*Recorded information*.
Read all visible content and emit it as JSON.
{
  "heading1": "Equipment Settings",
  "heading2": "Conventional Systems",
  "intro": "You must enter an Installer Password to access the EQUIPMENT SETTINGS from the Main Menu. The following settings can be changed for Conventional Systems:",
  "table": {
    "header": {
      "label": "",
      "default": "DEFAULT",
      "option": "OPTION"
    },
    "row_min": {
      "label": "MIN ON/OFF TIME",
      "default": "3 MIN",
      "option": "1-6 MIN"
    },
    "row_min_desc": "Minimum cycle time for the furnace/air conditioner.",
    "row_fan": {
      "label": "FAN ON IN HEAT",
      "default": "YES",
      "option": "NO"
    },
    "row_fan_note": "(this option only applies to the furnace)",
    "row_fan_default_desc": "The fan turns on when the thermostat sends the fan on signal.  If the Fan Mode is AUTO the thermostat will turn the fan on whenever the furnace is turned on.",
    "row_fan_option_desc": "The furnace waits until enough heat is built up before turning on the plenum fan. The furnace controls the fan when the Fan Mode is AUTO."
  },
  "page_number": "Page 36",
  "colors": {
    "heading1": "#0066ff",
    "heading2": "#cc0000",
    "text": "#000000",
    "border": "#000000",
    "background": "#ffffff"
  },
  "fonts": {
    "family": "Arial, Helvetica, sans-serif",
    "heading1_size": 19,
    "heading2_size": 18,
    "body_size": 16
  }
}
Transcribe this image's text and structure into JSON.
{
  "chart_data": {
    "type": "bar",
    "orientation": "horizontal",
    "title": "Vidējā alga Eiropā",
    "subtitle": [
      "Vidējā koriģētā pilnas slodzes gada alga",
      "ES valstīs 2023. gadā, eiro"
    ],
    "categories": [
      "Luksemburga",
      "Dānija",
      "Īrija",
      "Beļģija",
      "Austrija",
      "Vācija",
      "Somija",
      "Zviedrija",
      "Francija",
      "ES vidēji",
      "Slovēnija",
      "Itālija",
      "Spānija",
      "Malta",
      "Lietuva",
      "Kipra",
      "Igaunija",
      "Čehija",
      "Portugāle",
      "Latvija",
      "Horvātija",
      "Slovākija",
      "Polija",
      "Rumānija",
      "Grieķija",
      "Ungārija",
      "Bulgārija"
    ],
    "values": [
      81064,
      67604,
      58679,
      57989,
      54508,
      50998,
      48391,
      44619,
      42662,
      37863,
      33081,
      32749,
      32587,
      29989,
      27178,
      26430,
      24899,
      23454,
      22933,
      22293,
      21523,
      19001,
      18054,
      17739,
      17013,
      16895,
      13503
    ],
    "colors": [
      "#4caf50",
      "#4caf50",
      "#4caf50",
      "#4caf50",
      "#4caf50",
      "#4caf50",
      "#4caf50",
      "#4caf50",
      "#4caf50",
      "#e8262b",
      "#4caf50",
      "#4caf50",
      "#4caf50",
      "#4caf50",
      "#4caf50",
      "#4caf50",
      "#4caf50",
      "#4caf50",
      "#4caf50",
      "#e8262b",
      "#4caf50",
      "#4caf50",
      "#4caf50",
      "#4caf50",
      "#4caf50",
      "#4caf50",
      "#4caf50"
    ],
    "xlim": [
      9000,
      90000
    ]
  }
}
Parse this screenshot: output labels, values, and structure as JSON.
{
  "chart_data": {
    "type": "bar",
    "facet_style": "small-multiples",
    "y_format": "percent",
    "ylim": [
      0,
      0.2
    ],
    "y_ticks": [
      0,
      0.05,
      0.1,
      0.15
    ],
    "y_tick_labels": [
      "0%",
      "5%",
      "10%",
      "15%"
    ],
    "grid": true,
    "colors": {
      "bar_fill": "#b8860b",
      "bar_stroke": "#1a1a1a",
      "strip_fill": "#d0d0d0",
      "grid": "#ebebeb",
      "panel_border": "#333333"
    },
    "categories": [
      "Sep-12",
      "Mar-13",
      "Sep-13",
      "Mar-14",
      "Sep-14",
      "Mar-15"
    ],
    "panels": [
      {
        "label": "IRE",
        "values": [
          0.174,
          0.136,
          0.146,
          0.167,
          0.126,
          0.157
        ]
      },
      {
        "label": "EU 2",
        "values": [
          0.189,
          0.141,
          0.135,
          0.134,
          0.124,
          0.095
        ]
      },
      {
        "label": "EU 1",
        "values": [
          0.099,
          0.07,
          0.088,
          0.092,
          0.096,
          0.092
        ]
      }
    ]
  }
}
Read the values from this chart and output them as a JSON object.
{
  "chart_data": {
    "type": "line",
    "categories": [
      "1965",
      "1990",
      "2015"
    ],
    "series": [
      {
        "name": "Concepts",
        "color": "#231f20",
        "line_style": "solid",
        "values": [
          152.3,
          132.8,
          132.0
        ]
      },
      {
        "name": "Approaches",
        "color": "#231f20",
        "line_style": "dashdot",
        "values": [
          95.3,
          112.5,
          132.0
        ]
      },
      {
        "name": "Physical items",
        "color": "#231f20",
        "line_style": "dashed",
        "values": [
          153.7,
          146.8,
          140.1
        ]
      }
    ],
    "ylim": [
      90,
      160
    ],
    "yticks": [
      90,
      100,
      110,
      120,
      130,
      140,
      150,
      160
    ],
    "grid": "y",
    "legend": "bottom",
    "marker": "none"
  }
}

*Your goal*. Copy each record from above exactly, and include every line.

*Reply to the exercise*.
Read all visible content and emit it as JSON.
{
  "heading1": "Equipment Settings",
  "heading2": "Conventional Systems",
  "intro": "You must enter an Installer Password to access the EQUIPMENT SETTINGS from the Main Menu. The following settings can be changed for Conventional Systems:",
  "table": {
    "header": {
      "label": "",
      "default": "DEFAULT",
      "option": "OPTION"
    },
    "row_min": {
      "label": "MIN ON/OFF TIME",
      "default": "3 MIN",
      "option": "1-6 MIN"
    },
    "row_min_desc": "Minimum cycle time for the furnace/air conditioner.",
    "row_fan": {
      "label": "FAN ON IN HEAT",
      "default": "YES",
      "option": "NO"
    },
    "row_fan_note": "(this option only applies to the furnace)",
    "row_fan_default_desc": "The fan turns on when the thermostat sends the fan on signal.  If the Fan Mode is AUTO the thermostat will turn the fan on whenever the furnace is turned on.",
    "row_fan_option_desc": "The furnace waits until enough heat is built up before turning on the plenum fan. The furnace controls the fan when the Fan Mode is AUTO."
  },
  "page_number": "Page 36",
  "colors": {
    "heading1": "#0066ff",
    "heading2": "#cc0000",
    "text": "#000000",
    "border": "#000000",
    "background": "#ffffff"
  },
  "fonts": {
    "family": "Arial, Helvetica, sans-serif",
    "heading1_size": 19,
    "heading2_size": 18,
    "body_size": 16
  }
}
Transcribe this image's text and structure into JSON.
{
  "chart_data": {
    "type": "bar",
    "orientation": "horizontal",
    "title": "Vidējā alga Eiropā",
    "subtitle": [
      "Vidējā koriģētā pilnas slodzes gada alga",
      "ES valstīs 2023. gadā, eiro"
    ],
    "categories": [
      "Luksemburga",
      "Dānija",
      "Īrija",
      "Beļģija",
      "Austrija",
      "Vācija",
      "Somija",
      "Zviedrija",
      "Francija",
      "ES vidēji",
      "Slovēnija",
      "Itālija",
      "Spānija",
      "Malta",
      "Lietuva",
      "Kipra",
      "Igaunija",
      "Čehija",
      "Portugāle",
      "Latvija",
      "Horvātija",
      "Slovākija",
      "Polija",
      "Rumānija",
      "Grieķija",
      "Ungārija",
      "Bulgārija"
    ],
    "values": [
      81064,
      67604,
      58679,
      57989,
      54508,
      50998,
      48391,
      44619,
      42662,
      37863,
      33081,
      32749,
      32587,
      29989,
      27178,
      26430,
      24899,
      23454,
      22933,
      22293,
      21523,
      19001,
      18054,
      17739,
      17013,
      16895,
      13503
    ],
    "colors": [
      "#4caf50",
      "#4caf50",
      "#4caf50",
      "#4caf50",
      "#4caf50",
      "#4caf50",
      "#4caf50",
      "#4caf50",
      "#4caf50",
      "#e8262b",
      "#4caf50",
      "#4caf50",
      "#4caf50",
      "#4caf50",
      "#4caf50",
      "#4caf50",
      "#4caf50",
      "#4caf50",
      "#4caf50",
      "#e8262b",
      "#4caf50",
      "#4caf50",
      "#4caf50",
      "#4caf50",
      "#4caf50",
      "#4caf50",
      "#4caf50"
    ],
    "xlim": [
      9000,
      90000
    ]
  }
}
Parse this screenshot: output labels, values, and structure as JSON.
{
  "chart_data": {
    "type": "bar",
    "facet_style": "small-multiples",
    "y_format": "percent",
    "ylim": [
      0,
      0.2
    ],
    "y_ticks": [
      0,
      0.05,
      0.1,
      0.15
    ],
    "y_tick_labels": [
      "0%",
      "5%",
      "10%",
      "15%"
    ],
    "grid": true,
    "colors": {
      "bar_fill": "#b8860b",
      "bar_stroke": "#1a1a1a",
      "strip_fill": "#d0d0d0",
      "grid": "#ebebeb",
      "panel_border": "#333333"
    },
    "categories": [
      "Sep-12",
      "Mar-13",
      "Sep-13",
      "Mar-14",
      "Sep-14",
      "Mar-15"
    ],
    "panels": [
      {
        "label": "IRE",
        "values": [
          0.174,
          0.136,
          0.146,
          0.167,
          0.126,
          0.157
        ]
      },
      {
        "label": "EU 2",
        "values": [
          0.189,
          0.141,
          0.135,
          0.134,
          0.124,
          0.095
        ]
      },
      {
        "label": "EU 1",
        "values": [
          0.099,
          0.07,
          0.088,
          0.092,
          0.096,
          0.092
        ]
      }
    ]
  }
}
Read the values from this chart and output them as a JSON object.
{
  "chart_data": {
    "type": "line",
    "categories": [
      "1965",
      "1990",
      "2015"
    ],
    "series": [
      {
        "name": "Concepts",
        "color": "#231f20",
        "line_style": "solid",
        "values": [
          152.3,
          132.8,
          132.0
        ]
      },
      {
        "name": "Approaches",
        "color": "#231f20",
        "line_style": "dashdot",
        "values": [
          95.3,
          112.5,
          132.0
        ]
      },
      {
        "name": "Physical items",
        "color": "#231f20",
        "line_style": "dashed",
        "values": [
          153.7,
          146.8,
          140.1
        ]
      }
    ],
    "ylim": [
      90,
      160
    ],
    "yticks": [
      90,
      100,
      110,
      120,
      130,
      140,
      150,
      160
    ],
    "grid": "y",
    "legend": "bottom",
    "marker": "none"
  }
}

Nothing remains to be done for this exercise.